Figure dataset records
+++
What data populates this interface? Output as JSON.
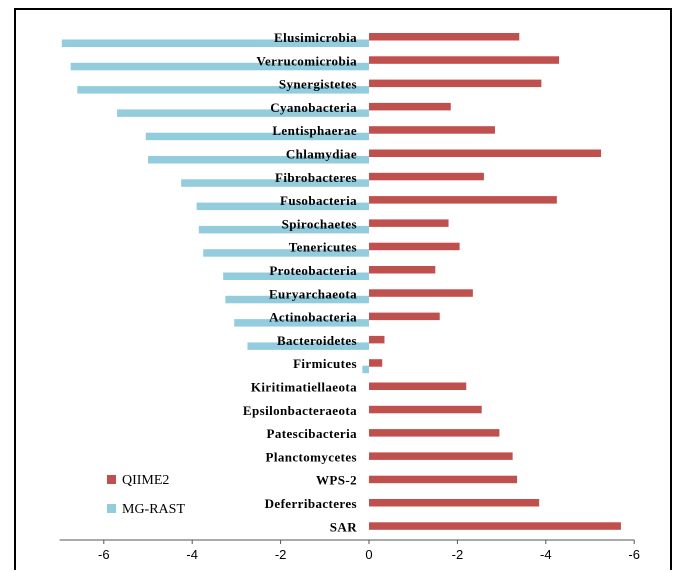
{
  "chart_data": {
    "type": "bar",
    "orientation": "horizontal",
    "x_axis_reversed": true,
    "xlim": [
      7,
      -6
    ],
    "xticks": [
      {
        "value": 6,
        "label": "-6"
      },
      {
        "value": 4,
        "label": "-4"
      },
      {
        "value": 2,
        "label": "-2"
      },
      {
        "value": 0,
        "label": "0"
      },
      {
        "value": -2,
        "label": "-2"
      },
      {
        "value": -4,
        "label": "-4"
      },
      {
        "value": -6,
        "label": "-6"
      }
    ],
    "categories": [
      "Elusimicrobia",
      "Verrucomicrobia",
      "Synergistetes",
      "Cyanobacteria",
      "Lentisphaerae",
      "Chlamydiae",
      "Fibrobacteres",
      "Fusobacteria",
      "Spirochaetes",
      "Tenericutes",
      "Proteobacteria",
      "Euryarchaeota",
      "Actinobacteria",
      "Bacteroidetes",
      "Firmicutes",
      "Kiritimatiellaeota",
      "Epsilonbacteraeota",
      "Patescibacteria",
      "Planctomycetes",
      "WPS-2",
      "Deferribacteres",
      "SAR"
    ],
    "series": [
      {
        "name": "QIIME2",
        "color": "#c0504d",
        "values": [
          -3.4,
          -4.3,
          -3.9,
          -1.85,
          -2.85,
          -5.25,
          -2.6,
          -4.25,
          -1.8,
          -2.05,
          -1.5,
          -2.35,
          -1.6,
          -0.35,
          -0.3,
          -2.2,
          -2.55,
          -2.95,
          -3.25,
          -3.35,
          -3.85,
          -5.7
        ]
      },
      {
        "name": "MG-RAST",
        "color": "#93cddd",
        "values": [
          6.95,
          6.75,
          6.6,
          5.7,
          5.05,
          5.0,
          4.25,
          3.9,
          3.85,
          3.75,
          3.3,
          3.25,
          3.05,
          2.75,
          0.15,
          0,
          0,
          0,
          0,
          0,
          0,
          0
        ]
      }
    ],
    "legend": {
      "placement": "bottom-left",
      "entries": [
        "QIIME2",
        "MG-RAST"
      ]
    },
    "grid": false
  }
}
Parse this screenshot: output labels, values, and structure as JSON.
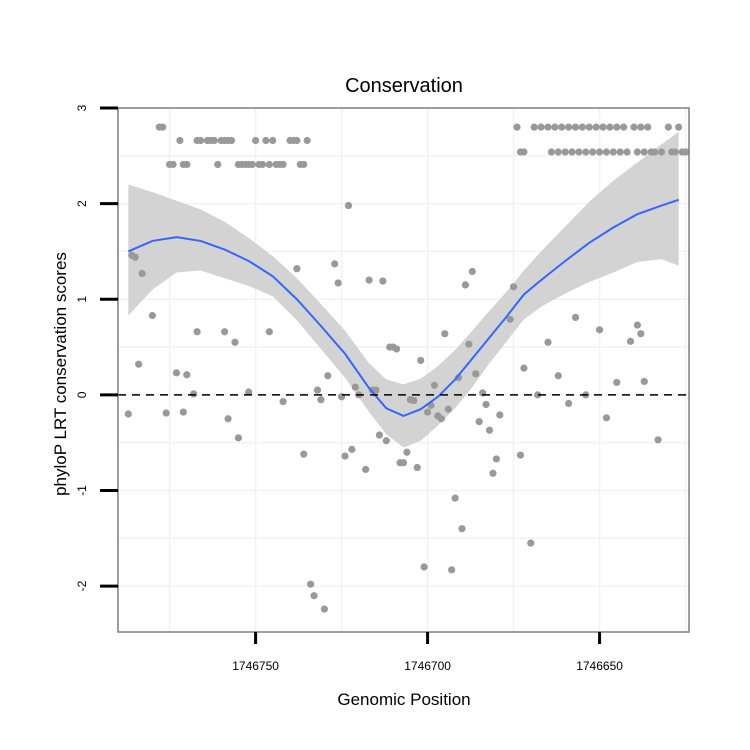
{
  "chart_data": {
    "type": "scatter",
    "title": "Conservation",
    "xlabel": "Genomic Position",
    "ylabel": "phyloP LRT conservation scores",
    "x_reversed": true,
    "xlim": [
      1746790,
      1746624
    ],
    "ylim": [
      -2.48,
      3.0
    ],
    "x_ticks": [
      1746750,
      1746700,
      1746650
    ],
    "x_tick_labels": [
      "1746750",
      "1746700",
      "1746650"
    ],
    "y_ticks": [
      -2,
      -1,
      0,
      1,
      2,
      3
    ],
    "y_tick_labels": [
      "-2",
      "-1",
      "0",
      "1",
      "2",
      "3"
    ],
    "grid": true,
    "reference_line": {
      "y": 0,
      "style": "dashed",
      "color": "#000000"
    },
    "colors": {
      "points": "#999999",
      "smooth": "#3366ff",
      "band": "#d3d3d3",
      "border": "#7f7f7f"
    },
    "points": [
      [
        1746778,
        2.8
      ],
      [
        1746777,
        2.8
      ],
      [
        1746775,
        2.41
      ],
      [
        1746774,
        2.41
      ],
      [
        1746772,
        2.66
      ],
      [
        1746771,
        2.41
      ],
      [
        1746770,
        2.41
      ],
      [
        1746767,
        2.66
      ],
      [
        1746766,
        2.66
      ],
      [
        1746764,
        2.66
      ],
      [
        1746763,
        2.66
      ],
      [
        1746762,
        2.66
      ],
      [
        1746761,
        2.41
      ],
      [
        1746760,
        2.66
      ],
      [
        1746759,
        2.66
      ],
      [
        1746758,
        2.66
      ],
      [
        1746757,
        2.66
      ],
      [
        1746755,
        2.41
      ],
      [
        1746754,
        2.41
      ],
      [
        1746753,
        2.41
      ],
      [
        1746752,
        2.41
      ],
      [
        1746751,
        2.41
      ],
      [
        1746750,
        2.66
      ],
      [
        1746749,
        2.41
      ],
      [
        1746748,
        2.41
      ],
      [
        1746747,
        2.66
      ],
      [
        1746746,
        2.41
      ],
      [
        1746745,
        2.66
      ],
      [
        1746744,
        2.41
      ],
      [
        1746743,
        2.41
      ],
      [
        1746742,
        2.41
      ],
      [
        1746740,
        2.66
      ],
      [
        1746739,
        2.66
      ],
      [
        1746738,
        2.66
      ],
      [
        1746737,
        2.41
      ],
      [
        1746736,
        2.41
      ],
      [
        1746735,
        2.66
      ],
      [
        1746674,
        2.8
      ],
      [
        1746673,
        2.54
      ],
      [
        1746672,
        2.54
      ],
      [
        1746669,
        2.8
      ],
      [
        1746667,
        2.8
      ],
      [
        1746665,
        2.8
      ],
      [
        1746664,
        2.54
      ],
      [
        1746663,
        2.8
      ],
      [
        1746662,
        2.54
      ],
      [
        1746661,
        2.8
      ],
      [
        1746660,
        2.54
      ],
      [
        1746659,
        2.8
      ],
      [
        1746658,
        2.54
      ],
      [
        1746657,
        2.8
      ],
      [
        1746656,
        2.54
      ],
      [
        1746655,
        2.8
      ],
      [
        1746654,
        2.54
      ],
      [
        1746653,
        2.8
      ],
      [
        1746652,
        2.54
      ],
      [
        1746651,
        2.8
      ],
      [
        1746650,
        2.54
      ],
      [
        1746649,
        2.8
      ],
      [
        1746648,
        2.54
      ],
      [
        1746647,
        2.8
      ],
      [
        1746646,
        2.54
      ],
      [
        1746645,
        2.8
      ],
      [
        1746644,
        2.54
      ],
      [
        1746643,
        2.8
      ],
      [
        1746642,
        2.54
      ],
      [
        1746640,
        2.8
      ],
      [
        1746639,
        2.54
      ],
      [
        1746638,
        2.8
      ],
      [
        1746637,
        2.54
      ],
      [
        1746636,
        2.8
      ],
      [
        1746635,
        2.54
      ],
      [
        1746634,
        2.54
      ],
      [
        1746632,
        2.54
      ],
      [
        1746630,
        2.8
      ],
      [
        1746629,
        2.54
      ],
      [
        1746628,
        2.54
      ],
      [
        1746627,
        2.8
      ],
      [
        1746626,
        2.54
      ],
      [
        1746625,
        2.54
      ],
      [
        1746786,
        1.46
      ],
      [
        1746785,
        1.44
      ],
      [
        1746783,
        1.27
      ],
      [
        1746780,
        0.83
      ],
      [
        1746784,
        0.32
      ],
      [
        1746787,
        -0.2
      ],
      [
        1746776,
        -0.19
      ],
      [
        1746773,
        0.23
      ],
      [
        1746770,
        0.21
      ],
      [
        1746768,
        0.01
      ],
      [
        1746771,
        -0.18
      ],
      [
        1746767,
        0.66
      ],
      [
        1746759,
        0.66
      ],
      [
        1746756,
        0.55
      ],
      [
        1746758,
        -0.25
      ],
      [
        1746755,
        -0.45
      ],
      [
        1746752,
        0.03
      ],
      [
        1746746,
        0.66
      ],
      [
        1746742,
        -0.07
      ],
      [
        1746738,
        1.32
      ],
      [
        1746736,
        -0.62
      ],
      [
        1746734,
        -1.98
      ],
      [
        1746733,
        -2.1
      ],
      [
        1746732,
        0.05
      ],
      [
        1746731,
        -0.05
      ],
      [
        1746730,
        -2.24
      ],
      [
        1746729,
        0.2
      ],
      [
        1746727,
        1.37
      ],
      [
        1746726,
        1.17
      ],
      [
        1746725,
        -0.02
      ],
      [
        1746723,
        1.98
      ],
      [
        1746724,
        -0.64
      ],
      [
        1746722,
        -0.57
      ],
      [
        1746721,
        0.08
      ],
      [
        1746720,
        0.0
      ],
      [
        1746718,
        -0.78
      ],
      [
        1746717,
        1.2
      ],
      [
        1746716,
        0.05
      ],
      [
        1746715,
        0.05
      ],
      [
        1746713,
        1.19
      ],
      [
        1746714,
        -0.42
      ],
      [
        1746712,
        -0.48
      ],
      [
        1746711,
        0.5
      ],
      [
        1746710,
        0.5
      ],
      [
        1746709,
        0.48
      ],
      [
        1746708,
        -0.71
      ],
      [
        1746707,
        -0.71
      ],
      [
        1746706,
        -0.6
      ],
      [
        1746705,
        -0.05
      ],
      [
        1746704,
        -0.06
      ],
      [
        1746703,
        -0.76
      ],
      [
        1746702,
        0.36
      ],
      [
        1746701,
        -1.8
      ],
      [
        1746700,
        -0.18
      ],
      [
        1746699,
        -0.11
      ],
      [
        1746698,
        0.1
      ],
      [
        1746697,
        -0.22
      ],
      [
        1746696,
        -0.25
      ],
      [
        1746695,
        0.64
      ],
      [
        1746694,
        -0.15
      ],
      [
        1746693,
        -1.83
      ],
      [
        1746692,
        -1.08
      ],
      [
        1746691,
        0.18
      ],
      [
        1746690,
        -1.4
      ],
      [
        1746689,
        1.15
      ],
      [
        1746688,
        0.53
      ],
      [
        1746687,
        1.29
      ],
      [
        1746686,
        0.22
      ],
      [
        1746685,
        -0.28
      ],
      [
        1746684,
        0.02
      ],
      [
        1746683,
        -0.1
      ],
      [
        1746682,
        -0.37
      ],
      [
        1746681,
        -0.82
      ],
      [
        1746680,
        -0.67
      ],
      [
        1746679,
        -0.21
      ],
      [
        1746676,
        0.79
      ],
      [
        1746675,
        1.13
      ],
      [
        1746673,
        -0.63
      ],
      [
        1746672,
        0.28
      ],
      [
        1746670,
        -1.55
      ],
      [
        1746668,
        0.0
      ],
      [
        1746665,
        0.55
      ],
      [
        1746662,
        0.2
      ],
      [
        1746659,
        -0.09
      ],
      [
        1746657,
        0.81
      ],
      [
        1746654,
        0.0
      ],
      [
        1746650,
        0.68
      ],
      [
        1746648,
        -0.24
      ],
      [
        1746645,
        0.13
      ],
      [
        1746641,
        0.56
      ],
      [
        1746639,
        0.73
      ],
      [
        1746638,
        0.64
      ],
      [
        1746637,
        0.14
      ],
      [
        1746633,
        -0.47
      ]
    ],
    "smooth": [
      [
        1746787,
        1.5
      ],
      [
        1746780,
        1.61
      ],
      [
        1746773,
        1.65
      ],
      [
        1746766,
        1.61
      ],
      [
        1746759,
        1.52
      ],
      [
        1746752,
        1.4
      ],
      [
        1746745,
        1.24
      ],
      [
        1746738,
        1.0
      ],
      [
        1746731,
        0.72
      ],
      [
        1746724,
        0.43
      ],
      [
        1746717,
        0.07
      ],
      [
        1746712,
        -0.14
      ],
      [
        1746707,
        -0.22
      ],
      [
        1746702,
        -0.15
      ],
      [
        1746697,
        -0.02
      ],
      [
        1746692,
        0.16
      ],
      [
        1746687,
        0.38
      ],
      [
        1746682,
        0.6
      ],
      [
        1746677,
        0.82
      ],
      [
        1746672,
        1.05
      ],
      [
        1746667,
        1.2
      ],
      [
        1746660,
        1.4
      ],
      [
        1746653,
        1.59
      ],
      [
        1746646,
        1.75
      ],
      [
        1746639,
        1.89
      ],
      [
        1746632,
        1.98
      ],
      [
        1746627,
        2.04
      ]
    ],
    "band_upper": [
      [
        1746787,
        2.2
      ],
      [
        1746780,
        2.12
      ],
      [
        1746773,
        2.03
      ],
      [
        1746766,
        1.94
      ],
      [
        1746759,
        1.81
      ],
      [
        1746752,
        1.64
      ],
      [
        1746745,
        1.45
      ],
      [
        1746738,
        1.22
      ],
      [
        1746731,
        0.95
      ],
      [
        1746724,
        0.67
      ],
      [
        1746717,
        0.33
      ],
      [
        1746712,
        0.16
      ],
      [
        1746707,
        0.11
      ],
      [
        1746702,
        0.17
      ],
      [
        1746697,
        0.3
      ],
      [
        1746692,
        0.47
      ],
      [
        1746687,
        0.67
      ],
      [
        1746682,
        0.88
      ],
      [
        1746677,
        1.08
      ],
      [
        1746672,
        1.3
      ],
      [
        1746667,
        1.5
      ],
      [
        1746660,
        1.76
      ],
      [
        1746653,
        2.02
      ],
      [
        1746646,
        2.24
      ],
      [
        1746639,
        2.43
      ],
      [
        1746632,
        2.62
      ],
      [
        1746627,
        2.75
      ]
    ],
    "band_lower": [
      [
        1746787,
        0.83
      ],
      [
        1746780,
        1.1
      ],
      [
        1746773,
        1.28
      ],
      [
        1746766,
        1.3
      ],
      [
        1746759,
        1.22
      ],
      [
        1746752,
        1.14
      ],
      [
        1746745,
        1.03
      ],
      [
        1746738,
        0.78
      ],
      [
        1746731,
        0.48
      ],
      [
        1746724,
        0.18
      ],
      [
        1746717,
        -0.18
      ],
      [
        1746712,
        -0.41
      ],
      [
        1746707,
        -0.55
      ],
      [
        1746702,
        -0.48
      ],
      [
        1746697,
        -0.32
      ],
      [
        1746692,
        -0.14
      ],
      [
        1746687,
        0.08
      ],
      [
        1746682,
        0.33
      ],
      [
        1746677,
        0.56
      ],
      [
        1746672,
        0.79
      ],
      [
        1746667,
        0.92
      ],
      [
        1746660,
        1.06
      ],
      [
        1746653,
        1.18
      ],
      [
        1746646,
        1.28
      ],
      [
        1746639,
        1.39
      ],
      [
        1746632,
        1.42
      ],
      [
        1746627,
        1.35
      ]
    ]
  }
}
+++
* ASSIGNED TASK: Wherever a line above contains "true", copy that line.

* WRITTEN ANSWER:
    "x_axis_reversed": true,
    "x_reversed": true,
    "grid": true,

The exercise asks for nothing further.